** Opening SELECTED EXCERPT block **

At Home and in Paris

Updated: Sep 5, 2022


Before the Weekend...


After a long walk last Friday, I consulted with my friend Liz and she helped me to decide to send an invitation out to my mailing list, to invite people to visit my site and to read my blog post.

I shivered as I pushed the button that said “Publish,” fearing that no one would receive, open or read any of the nonsense I’d written. Or perhaps like the Sunday before, some technical glitch would stop the presses or the mail and my first blog would fail to go out. I felt foolish, a woman of my age not knowing how any of this works.

My publisher wanted me to join Instagram, Facebook, Twitter and anything else to get my name out there and to help create a market for my new book. You’d think that after five books to my credit, I could just write books and readers would come.

** Closing SELECTED EXCERPT block **
** Opening EXTRACTED INFORMATION block **

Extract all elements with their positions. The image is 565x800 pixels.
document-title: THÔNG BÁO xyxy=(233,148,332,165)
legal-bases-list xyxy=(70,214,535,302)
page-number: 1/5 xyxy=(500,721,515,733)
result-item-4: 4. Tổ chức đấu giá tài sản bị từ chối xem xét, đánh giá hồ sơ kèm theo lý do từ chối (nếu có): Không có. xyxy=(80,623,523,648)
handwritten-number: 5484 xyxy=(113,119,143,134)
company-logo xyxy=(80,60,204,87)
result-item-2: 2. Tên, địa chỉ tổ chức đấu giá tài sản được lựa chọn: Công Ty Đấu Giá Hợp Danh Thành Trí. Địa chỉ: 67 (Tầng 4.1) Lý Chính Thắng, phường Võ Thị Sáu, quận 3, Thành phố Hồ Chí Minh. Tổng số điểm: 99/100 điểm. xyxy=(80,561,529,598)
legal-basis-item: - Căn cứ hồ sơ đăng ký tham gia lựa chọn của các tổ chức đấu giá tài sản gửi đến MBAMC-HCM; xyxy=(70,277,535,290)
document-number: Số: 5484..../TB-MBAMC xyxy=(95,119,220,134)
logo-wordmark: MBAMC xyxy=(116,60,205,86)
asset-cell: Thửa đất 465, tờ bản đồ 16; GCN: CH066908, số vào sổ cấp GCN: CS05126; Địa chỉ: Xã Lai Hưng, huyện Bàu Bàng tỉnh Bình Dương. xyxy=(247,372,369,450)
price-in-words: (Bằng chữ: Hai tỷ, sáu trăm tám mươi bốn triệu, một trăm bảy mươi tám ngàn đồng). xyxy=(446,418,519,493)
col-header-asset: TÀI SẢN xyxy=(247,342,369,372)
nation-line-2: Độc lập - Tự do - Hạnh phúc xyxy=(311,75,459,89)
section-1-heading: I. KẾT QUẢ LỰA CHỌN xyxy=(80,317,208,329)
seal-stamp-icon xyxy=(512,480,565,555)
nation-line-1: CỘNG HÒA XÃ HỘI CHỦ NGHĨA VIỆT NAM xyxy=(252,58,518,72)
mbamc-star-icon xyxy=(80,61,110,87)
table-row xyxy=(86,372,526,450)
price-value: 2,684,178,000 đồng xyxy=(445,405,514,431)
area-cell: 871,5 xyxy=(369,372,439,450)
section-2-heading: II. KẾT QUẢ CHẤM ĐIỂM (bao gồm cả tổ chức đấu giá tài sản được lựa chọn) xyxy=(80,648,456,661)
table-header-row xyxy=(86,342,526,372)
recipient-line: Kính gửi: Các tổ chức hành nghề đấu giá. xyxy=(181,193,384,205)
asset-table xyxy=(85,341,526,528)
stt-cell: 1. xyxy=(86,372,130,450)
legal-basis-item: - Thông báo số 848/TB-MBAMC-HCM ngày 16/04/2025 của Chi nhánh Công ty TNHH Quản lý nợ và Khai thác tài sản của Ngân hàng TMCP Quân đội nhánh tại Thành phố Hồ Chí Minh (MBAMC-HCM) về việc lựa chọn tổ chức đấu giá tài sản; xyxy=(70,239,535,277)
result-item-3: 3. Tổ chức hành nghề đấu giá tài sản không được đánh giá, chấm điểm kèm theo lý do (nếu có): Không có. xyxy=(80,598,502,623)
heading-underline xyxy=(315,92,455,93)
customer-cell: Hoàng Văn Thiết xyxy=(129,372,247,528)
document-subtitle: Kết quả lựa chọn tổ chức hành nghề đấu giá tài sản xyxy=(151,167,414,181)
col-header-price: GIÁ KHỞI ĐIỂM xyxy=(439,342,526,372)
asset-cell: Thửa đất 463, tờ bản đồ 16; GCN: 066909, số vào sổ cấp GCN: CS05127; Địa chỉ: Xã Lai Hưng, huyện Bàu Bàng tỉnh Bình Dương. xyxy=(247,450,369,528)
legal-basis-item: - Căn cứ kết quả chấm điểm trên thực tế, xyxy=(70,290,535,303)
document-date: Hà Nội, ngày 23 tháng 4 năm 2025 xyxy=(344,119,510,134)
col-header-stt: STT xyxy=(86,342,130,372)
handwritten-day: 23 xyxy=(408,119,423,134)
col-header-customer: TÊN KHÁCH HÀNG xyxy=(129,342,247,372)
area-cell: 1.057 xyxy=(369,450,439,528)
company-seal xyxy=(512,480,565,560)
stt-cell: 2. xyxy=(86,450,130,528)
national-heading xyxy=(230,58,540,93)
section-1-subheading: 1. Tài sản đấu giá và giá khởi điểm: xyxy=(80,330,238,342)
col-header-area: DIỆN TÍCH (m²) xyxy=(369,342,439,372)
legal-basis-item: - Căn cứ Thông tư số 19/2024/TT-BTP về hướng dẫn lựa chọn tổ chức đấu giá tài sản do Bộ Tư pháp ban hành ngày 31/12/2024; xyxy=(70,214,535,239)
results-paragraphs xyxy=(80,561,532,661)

** Closing EXTRACTED INFORMATION block **

### TASK LIST
1) From the "At Home and in Paris" blog post, copy word for word the passage from "At Home and" to "my blog post.".
2) Write a continuation of the blog post about publishing a first entry, starting right after its last sentence.

### RESPONSES IN ORDER
1)
At Home and in Paris

Updated: Sep 5, 2022


Before the Weekend...


After a long walk last Friday, I consulted with my friend Liz and she helped me to decide to send an invitation out to my mailing list, to invite people to visit my site and to read my blog post.

2)
It’s not that I could or would ever depend on substantial royalties for my livelihood. But there’s something about most of us writers. We are strange animals. It is my belief that we need to write and especially to be read. As a psychoanalyst, writing my papers helped me to be a better clinician by re-examining and thinking through my experiences. It made me a better therapist for my patients and put me in touch with colleagues all over the world, other analysts to teach, to share with and to learn from. Writing also unexpectedly transported me around the world and I began to feel more connected, not so alone.


I often recall the good old days when an invitation to some foreign land was a welcome surprise that lifted my spirits, knowing that someone was interested in what I had to say; There were even groups of people in my field who thought it worthwhile to pay my expenses to cross oceans and mountains to appear in person and to speak about whatever interested me in the moment. That I was given an honorarium was redundant; I felt honored just to be asked to speak or teach or consult on clinical work.


After retirement I realized that those small royalty checks were likely to become the only sign that my work was still being valued; The proof that some people still read what I had to offer.


When I retired, I could think of nothing better I’d like to do with my spare time than to write. I was commissioned to speak and to publish some papers in these past years since moving to Paris and my dear friend, Prof. Didier Houzel, kindly and generously translated some of my papers into an ever so eloquent French.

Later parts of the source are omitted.